• DESCRIPTION OF THE TASK:
Read through the entries below and return each line with the word "сделаем".

====

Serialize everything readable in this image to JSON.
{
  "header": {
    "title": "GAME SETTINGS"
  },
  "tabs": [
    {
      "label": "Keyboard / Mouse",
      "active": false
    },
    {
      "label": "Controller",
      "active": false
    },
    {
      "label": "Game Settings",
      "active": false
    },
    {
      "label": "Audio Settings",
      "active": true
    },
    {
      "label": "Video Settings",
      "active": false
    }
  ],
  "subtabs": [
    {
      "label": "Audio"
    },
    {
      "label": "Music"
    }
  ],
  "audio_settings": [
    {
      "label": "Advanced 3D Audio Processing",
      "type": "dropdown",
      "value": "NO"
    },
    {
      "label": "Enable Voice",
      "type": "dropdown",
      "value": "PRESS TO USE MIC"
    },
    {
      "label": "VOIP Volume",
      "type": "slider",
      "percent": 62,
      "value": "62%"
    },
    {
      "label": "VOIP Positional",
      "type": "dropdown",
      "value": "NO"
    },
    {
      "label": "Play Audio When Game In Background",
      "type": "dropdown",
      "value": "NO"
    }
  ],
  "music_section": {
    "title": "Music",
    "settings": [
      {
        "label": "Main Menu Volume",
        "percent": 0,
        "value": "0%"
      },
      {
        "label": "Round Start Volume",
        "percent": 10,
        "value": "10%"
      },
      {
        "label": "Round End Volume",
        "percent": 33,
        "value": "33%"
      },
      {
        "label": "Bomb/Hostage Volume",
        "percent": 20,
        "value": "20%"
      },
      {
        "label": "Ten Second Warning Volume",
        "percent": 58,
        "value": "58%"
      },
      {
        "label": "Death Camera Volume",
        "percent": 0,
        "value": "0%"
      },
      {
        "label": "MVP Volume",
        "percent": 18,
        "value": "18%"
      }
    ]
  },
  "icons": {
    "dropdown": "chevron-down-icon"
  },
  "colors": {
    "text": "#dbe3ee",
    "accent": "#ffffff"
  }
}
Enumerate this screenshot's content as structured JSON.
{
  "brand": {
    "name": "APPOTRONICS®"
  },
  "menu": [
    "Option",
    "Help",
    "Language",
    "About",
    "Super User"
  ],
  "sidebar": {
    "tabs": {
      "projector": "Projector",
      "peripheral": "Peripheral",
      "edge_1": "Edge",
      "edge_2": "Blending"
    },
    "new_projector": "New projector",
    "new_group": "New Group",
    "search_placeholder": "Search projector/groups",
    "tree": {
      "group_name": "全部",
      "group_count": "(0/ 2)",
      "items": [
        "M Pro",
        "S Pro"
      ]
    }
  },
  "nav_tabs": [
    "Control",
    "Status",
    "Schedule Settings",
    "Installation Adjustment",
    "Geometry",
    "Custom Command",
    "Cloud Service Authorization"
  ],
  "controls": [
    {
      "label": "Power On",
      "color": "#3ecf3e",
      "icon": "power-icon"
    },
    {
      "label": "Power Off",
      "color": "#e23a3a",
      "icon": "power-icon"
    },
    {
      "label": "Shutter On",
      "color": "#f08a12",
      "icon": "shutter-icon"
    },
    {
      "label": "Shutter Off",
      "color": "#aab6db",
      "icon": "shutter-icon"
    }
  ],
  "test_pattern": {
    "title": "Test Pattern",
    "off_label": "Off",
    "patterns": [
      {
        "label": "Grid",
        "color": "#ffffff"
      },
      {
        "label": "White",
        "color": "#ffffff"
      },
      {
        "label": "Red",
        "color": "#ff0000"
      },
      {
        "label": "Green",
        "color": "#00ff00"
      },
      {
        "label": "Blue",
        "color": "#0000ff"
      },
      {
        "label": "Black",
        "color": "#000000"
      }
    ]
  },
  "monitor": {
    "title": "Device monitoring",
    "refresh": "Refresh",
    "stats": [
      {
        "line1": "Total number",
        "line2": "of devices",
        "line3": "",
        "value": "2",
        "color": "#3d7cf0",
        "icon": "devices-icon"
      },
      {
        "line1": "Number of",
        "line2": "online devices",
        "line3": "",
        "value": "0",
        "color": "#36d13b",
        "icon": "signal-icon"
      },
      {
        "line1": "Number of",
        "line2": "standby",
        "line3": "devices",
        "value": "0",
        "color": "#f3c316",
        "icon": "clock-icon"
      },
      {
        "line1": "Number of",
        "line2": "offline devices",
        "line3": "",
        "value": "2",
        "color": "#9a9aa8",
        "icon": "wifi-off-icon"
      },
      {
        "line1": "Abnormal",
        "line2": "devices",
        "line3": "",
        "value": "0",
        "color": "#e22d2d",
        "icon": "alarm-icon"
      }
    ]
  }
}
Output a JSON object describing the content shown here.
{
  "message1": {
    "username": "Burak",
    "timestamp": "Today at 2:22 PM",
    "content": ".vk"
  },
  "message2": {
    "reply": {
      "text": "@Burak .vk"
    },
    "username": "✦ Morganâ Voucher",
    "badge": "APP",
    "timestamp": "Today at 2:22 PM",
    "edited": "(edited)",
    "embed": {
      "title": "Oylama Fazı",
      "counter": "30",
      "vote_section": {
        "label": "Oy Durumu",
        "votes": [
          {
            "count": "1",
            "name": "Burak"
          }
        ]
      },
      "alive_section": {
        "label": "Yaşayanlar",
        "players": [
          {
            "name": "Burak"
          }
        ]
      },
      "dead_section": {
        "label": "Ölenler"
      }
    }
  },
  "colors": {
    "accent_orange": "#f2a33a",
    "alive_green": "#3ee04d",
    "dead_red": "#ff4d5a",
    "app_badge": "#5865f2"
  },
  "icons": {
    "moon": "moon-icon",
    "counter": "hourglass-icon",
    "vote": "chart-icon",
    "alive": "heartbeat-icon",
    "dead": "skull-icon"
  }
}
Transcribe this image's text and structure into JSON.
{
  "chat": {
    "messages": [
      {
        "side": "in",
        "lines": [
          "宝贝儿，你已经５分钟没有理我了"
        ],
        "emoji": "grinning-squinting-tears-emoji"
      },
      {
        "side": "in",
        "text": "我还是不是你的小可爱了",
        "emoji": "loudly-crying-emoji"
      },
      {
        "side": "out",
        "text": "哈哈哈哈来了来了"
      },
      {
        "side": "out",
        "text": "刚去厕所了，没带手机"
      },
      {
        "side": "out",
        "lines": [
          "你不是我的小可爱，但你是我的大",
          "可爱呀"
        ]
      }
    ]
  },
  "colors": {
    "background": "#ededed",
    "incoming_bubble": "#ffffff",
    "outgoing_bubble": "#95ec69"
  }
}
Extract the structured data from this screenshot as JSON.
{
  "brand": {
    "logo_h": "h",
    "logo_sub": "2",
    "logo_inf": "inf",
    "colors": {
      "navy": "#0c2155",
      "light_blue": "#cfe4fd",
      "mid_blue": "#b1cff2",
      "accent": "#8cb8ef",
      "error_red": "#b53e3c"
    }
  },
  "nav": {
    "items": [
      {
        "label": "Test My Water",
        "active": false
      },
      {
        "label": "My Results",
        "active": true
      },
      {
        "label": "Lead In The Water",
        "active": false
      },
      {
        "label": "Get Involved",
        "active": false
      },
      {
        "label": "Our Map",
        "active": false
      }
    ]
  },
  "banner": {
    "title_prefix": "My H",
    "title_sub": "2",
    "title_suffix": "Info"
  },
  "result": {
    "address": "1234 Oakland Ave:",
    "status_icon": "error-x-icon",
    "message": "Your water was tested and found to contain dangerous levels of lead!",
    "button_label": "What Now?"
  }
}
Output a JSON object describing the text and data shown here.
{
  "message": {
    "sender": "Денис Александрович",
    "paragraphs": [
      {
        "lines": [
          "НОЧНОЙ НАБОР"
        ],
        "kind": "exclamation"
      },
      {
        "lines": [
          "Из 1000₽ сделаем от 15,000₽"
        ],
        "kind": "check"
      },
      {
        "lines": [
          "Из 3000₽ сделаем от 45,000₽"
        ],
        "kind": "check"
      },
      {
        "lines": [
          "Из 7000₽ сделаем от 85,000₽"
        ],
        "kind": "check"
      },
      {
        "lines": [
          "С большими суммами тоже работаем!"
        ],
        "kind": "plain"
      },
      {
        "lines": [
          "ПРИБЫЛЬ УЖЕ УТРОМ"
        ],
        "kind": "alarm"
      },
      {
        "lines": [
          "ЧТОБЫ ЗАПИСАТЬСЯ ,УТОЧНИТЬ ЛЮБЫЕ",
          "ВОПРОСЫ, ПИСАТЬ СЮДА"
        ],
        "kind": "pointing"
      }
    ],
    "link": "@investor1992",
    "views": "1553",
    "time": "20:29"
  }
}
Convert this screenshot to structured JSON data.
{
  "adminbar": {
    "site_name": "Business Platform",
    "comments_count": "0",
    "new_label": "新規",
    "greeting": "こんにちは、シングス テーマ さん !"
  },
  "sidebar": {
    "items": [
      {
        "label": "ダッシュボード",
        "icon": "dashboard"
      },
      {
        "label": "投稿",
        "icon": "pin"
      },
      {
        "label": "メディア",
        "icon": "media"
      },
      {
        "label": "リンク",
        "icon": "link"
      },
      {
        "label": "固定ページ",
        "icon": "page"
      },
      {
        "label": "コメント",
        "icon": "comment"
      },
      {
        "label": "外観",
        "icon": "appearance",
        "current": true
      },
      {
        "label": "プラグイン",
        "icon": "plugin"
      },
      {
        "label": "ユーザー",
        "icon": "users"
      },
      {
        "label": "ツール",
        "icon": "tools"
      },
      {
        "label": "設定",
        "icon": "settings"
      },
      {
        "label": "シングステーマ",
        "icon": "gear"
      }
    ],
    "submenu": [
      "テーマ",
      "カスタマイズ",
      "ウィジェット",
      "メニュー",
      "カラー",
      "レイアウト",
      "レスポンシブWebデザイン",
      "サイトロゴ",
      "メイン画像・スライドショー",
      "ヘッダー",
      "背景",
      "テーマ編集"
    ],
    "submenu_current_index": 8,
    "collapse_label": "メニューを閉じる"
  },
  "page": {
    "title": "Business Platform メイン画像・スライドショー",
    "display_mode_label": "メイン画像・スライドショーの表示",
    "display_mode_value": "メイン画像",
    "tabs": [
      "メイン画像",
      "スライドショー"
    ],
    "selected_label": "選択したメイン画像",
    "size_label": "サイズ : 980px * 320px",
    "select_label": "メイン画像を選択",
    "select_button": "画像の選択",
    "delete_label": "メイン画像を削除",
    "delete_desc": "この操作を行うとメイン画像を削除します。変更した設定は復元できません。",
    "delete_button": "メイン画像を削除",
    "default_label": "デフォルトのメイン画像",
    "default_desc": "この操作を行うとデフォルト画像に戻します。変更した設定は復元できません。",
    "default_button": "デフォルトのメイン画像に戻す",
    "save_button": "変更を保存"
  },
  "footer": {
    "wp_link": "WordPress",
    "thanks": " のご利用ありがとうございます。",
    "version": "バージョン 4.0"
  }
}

====

• COMPLETE RESPONSE:
          "Из 1000₽ сделаем от 15,000₽"
          "Из 3000₽ сделаем от 45,000₽"
          "Из 7000₽ сделаем от 85,000₽"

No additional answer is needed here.